------ DATA FOR PROCESSING

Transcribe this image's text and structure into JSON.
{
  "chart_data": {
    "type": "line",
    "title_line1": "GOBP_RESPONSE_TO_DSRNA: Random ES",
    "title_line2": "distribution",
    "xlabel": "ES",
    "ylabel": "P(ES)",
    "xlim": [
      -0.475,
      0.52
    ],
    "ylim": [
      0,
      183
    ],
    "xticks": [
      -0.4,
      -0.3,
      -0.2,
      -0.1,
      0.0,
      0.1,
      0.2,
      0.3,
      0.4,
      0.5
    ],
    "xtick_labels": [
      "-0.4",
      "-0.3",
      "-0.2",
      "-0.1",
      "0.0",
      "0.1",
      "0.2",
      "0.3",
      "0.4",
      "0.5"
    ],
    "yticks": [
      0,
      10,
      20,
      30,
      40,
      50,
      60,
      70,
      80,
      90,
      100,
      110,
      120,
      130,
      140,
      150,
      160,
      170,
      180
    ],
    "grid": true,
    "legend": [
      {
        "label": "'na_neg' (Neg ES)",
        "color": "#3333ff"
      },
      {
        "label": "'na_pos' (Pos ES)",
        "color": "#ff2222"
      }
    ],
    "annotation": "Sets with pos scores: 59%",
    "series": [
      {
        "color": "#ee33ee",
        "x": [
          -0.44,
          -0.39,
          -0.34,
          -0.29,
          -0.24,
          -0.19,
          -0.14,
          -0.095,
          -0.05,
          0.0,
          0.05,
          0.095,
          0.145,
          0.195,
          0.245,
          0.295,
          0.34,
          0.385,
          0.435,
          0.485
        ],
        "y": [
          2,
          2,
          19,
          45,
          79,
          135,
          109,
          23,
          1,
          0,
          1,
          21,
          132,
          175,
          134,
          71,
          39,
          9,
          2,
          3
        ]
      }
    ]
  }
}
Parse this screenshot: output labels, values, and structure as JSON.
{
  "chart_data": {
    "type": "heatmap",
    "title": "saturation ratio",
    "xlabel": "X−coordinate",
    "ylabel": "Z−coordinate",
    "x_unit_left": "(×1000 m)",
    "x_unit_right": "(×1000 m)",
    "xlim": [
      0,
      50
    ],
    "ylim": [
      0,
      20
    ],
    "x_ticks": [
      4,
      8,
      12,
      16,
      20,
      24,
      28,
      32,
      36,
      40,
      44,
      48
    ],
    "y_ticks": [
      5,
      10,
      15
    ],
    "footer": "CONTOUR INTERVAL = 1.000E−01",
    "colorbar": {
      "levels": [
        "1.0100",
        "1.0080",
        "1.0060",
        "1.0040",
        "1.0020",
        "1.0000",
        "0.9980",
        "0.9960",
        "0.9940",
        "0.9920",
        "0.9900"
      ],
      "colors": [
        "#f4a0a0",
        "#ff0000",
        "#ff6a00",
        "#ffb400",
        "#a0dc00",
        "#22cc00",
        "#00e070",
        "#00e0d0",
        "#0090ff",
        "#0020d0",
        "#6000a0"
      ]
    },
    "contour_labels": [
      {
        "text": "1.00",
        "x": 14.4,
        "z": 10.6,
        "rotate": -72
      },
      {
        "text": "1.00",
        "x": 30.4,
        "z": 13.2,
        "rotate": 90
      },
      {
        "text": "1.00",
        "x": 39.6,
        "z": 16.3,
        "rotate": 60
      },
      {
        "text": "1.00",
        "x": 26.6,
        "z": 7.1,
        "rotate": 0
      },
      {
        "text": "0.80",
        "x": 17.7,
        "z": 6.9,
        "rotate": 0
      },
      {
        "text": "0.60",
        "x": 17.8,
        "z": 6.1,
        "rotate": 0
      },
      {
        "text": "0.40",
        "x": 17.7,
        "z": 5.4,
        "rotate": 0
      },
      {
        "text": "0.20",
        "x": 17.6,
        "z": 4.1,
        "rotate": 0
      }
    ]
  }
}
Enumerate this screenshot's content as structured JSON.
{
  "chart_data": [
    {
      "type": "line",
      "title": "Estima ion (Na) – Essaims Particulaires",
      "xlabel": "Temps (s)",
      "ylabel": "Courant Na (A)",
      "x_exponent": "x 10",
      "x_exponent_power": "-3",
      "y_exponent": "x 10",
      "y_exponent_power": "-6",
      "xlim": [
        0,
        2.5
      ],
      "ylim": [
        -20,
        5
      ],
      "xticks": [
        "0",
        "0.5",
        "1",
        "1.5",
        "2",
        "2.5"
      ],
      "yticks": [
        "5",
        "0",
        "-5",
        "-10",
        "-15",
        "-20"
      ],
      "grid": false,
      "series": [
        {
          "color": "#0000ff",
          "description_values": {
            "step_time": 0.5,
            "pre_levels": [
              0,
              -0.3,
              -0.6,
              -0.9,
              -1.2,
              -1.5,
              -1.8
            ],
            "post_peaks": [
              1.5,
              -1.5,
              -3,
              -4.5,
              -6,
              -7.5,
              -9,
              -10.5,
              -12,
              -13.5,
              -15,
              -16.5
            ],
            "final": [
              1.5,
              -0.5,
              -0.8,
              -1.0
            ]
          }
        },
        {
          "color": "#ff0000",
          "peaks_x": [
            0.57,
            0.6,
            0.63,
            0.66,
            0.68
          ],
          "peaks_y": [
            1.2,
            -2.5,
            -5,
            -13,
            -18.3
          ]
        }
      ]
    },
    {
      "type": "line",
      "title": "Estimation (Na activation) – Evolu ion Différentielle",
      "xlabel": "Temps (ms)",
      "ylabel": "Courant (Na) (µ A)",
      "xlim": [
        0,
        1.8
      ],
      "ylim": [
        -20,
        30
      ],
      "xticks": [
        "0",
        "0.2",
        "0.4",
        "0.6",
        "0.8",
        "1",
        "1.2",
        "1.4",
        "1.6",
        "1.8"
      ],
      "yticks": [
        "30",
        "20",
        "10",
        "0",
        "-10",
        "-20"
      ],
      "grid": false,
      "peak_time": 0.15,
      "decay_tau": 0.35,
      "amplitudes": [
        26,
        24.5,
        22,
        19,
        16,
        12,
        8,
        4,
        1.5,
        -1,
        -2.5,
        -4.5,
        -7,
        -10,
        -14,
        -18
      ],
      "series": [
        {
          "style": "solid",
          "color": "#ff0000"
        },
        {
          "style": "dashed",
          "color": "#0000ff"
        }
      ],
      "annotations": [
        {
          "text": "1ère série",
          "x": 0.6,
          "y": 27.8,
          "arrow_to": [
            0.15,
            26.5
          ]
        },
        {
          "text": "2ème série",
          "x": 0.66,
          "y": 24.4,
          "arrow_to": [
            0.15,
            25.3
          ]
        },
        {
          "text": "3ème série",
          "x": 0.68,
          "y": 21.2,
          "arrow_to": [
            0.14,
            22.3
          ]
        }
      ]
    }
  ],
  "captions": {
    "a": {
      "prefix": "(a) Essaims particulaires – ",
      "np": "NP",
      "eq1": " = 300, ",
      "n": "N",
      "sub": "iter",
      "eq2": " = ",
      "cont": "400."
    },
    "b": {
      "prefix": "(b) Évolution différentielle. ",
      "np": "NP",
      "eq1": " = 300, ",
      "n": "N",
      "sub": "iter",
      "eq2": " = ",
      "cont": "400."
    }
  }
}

------------

> STATED PROBLEM: Print all of the entries exactly as they appear.

> CORRECT OUTPUT:
Transcribe this image's text and structure into JSON.
{
  "chart_data": {
    "type": "line",
    "title_line1": "GOBP_RESPONSE_TO_DSRNA: Random ES",
    "title_line2": "distribution",
    "xlabel": "ES",
    "ylabel": "P(ES)",
    "xlim": [
      -0.475,
      0.52
    ],
    "ylim": [
      0,
      183
    ],
    "xticks": [
      -0.4,
      -0.3,
      -0.2,
      -0.1,
      0.0,
      0.1,
      0.2,
      0.3,
      0.4,
      0.5
    ],
    "xtick_labels": [
      "-0.4",
      "-0.3",
      "-0.2",
      "-0.1",
      "0.0",
      "0.1",
      "0.2",
      "0.3",
      "0.4",
      "0.5"
    ],
    "yticks": [
      0,
      10,
      20,
      30,
      40,
      50,
      60,
      70,
      80,
      90,
      100,
      110,
      120,
      130,
      140,
      150,
      160,
      170,
      180
    ],
    "grid": true,
    "legend": [
      {
        "label": "'na_neg' (Neg ES)",
        "color": "#3333ff"
      },
      {
        "label": "'na_pos' (Pos ES)",
        "color": "#ff2222"
      }
    ],
    "annotation": "Sets with pos scores: 59%",
    "series": [
      {
        "color": "#ee33ee",
        "x": [
          -0.44,
          -0.39,
          -0.34,
          -0.29,
          -0.24,
          -0.19,
          -0.14,
          -0.095,
          -0.05,
          0.0,
          0.05,
          0.095,
          0.145,
          0.195,
          0.245,
          0.295,
          0.34,
          0.385,
          0.435,
          0.485
        ],
        "y": [
          2,
          2,
          19,
          45,
          79,
          135,
          109,
          23,
          1,
          0,
          1,
          21,
          132,
          175,
          134,
          71,
          39,
          9,
          2,
          3
        ]
      }
    ]
  }
}
Parse this screenshot: output labels, values, and structure as JSON.
{
  "chart_data": {
    "type": "heatmap",
    "title": "saturation ratio",
    "xlabel": "X−coordinate",
    "ylabel": "Z−coordinate",
    "x_unit_left": "(×1000 m)",
    "x_unit_right": "(×1000 m)",
    "xlim": [
      0,
      50
    ],
    "ylim": [
      0,
      20
    ],
    "x_ticks": [
      4,
      8,
      12,
      16,
      20,
      24,
      28,
      32,
      36,
      40,
      44,
      48
    ],
    "y_ticks": [
      5,
      10,
      15
    ],
    "footer": "CONTOUR INTERVAL = 1.000E−01",
    "colorbar": {
      "levels": [
        "1.0100",
        "1.0080",
        "1.0060",
        "1.0040",
        "1.0020",
        "1.0000",
        "0.9980",
        "0.9960",
        "0.9940",
        "0.9920",
        "0.9900"
      ],
      "colors": [
        "#f4a0a0",
        "#ff0000",
        "#ff6a00",
        "#ffb400",
        "#a0dc00",
        "#22cc00",
        "#00e070",
        "#00e0d0",
        "#0090ff",
        "#0020d0",
        "#6000a0"
      ]
    },
    "contour_labels": [
      {
        "text": "1.00",
        "x": 14.4,
        "z": 10.6,
        "rotate": -72
      },
      {
        "text": "1.00",
        "x": 30.4,
        "z": 13.2,
        "rotate": 90
      },
      {
        "text": "1.00",
        "x": 39.6,
        "z": 16.3,
        "rotate": 60
      },
      {
        "text": "1.00",
        "x": 26.6,
        "z": 7.1,
        "rotate": 0
      },
      {
        "text": "0.80",
        "x": 17.7,
        "z": 6.9,
        "rotate": 0
      },
      {
        "text": "0.60",
        "x": 17.8,
        "z": 6.1,
        "rotate": 0
      },
      {
        "text": "0.40",
        "x": 17.7,
        "z": 5.4,
        "rotate": 0
      },
      {
        "text": "0.20",
        "x": 17.6,
        "z": 4.1,
        "rotate": 0
      }
    ]
  }
}
Enumerate this screenshot's content as structured JSON.
{
  "chart_data": [
    {
      "type": "line",
      "title": "Estima ion (Na) – Essaims Particulaires",
      "xlabel": "Temps (s)",
      "ylabel": "Courant Na (A)",
      "x_exponent": "x 10",
      "x_exponent_power": "-3",
      "y_exponent": "x 10",
      "y_exponent_power": "-6",
      "xlim": [
        0,
        2.5
      ],
      "ylim": [
        -20,
        5
      ],
      "xticks": [
        "0",
        "0.5",
        "1",
        "1.5",
        "2",
        "2.5"
      ],
      "yticks": [
        "5",
        "0",
        "-5",
        "-10",
        "-15",
        "-20"
      ],
      "grid": false,
      "series": [
        {
          "color": "#0000ff",
          "description_values": {
            "step_time": 0.5,
            "pre_levels": [
              0,
              -0.3,
              -0.6,
              -0.9,
              -1.2,
              -1.5,
              -1.8
            ],
            "post_peaks": [
              1.5,
              -1.5,
              -3,
              -4.5,
              -6,
              -7.5,
              -9,
              -10.5,
              -12,
              -13.5,
              -15,
              -16.5
            ],
            "final": [
              1.5,
              -0.5,
              -0.8,
              -1.0
            ]
          }
        },
        {
          "color": "#ff0000",
          "peaks_x": [
            0.57,
            0.6,
            0.63,
            0.66,
            0.68
          ],
          "peaks_y": [
            1.2,
            -2.5,
            -5,
            -13,
            -18.3
          ]
        }
      ]
    },
    {
      "type": "line",
      "title": "Estimation (Na activation) – Evolu ion Différentielle",
      "xlabel": "Temps (ms)",
      "ylabel": "Courant (Na) (µ A)",
      "xlim": [
        0,
        1.8
      ],
      "ylim": [
        -20,
        30
      ],
      "xticks": [
        "0",
        "0.2",
        "0.4",
        "0.6",
        "0.8",
        "1",
        "1.2",
        "1.4",
        "1.6",
        "1.8"
      ],
      "yticks": [
        "30",
        "20",
        "10",
        "0",
        "-10",
        "-20"
      ],
      "grid": false,
      "peak_time": 0.15,
      "decay_tau": 0.35,
      "amplitudes": [
        26,
        24.5,
        22,
        19,
        16,
        12,
        8,
        4,
        1.5,
        -1,
        -2.5,
        -4.5,
        -7,
        -10,
        -14,
        -18
      ],
      "series": [
        {
          "style": "solid",
          "color": "#ff0000"
        },
        {
          "style": "dashed",
          "color": "#0000ff"
        }
      ],
      "annotations": [
        {
          "text": "1ère série",
          "x": 0.6,
          "y": 27.8,
          "arrow_to": [
            0.15,
            26.5
          ]
        },
        {
          "text": "2ème série",
          "x": 0.66,
          "y": 24.4,
          "arrow_to": [
            0.15,
            25.3
          ]
        },
        {
          "text": "3ème série",
          "x": 0.68,
          "y": 21.2,
          "arrow_to": [
            0.14,
            22.3
          ]
        }
      ]
    }
  ],
  "captions": {
    "a": {
      "prefix": "(a) Essaims particulaires – ",
      "np": "NP",
      "eq1": " = 300, ",
      "n": "N",
      "sub": "iter",
      "eq2": " = ",
      "cont": "400."
    },
    "b": {
      "prefix": "(b) Évolution différentielle. ",
      "np": "NP",
      "eq1": " = 300, ",
      "n": "N",
      "sub": "iter",
      "eq2": " = ",
      "cont": "400."
    }
  }
}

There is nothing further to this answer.